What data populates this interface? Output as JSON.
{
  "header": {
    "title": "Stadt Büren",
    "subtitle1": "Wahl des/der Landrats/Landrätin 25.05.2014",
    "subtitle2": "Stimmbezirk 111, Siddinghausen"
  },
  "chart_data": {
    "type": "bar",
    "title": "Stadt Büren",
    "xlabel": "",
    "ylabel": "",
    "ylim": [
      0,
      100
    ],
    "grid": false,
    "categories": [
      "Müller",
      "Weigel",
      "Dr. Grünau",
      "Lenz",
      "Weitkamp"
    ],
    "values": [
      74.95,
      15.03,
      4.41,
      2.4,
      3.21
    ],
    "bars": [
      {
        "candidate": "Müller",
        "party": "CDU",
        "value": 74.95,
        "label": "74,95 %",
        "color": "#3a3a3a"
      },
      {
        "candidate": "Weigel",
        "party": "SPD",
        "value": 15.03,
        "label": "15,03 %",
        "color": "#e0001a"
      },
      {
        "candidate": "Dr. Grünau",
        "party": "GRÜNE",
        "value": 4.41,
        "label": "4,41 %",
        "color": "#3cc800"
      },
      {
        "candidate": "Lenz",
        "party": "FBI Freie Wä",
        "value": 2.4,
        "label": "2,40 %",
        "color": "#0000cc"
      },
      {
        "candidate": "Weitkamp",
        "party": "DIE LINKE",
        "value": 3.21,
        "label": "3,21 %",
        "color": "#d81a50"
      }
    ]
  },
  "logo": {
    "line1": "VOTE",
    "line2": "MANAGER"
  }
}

####################

Task prompt
Each of the records should be retyped exactly.

Reply to the task
What data populates this interface? Output as JSON.
{
  "header": {
    "title": "Stadt Büren",
    "subtitle1": "Wahl des/der Landrats/Landrätin 25.05.2014",
    "subtitle2": "Stimmbezirk 111, Siddinghausen"
  },
  "chart_data": {
    "type": "bar",
    "title": "Stadt Büren",
    "xlabel": "",
    "ylabel": "",
    "ylim": [
      0,
      100
    ],
    "grid": false,
    "categories": [
      "Müller",
      "Weigel",
      "Dr. Grünau",
      "Lenz",
      "Weitkamp"
    ],
    "values": [
      74.95,
      15.03,
      4.41,
      2.4,
      3.21
    ],
    "bars": [
      {
        "candidate": "Müller",
        "party": "CDU",
        "value": 74.95,
        "label": "74,95 %",
        "color": "#3a3a3a"
      },
      {
        "candidate": "Weigel",
        "party": "SPD",
        "value": 15.03,
        "label": "15,03 %",
        "color": "#e0001a"
      },
      {
        "candidate": "Dr. Grünau",
        "party": "GRÜNE",
        "value": 4.41,
        "label": "4,41 %",
        "color": "#3cc800"
      },
      {
        "candidate": "Lenz",
        "party": "FBI Freie Wä",
        "value": 2.4,
        "label": "2,40 %",
        "color": "#0000cc"
      },
      {
        "candidate": "Weitkamp",
        "party": "DIE LINKE",
        "value": 3.21,
        "label": "3,21 %",
        "color": "#d81a50"
      }
    ]
  },
  "logo": {
    "line1": "VOTE",
    "line2": "MANAGER"
  }
}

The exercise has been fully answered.